§ Required work: Determine how many lines include the string "source". Output that number only.

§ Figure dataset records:
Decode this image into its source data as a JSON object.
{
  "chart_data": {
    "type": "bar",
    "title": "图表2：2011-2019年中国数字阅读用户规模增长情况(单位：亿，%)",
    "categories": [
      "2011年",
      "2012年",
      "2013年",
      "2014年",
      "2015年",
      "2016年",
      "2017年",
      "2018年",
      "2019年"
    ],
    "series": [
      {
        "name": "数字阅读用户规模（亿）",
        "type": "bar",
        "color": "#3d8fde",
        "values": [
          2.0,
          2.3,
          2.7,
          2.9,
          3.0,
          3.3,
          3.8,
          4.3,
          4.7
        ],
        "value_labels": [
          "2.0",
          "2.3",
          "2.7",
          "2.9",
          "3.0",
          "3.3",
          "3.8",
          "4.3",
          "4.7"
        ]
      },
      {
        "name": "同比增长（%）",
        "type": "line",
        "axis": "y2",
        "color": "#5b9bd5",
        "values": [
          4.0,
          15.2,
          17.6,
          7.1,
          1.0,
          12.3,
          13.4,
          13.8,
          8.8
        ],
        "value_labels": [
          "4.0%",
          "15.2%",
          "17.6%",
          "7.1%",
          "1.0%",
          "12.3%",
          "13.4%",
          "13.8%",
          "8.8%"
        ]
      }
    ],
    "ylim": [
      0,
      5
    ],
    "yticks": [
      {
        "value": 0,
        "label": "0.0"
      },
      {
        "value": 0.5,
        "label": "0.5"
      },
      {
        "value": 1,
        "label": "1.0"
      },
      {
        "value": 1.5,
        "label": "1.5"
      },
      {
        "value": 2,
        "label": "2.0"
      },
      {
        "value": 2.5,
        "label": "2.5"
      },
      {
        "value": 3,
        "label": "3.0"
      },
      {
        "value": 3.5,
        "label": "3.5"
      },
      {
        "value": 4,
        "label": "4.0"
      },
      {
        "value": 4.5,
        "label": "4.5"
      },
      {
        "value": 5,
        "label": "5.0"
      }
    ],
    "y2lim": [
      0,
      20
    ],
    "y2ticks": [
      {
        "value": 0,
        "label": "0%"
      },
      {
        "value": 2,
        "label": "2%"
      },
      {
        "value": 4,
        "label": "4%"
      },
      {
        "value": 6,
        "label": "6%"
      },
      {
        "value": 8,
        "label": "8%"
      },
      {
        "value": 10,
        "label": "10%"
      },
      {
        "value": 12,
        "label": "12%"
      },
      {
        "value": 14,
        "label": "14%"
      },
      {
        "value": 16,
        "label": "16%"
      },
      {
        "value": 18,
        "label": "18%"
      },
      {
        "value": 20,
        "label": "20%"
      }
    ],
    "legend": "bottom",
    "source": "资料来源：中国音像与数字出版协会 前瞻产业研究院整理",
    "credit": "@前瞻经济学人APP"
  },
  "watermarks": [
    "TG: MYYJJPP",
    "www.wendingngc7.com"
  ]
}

§ Result of the exercise: 2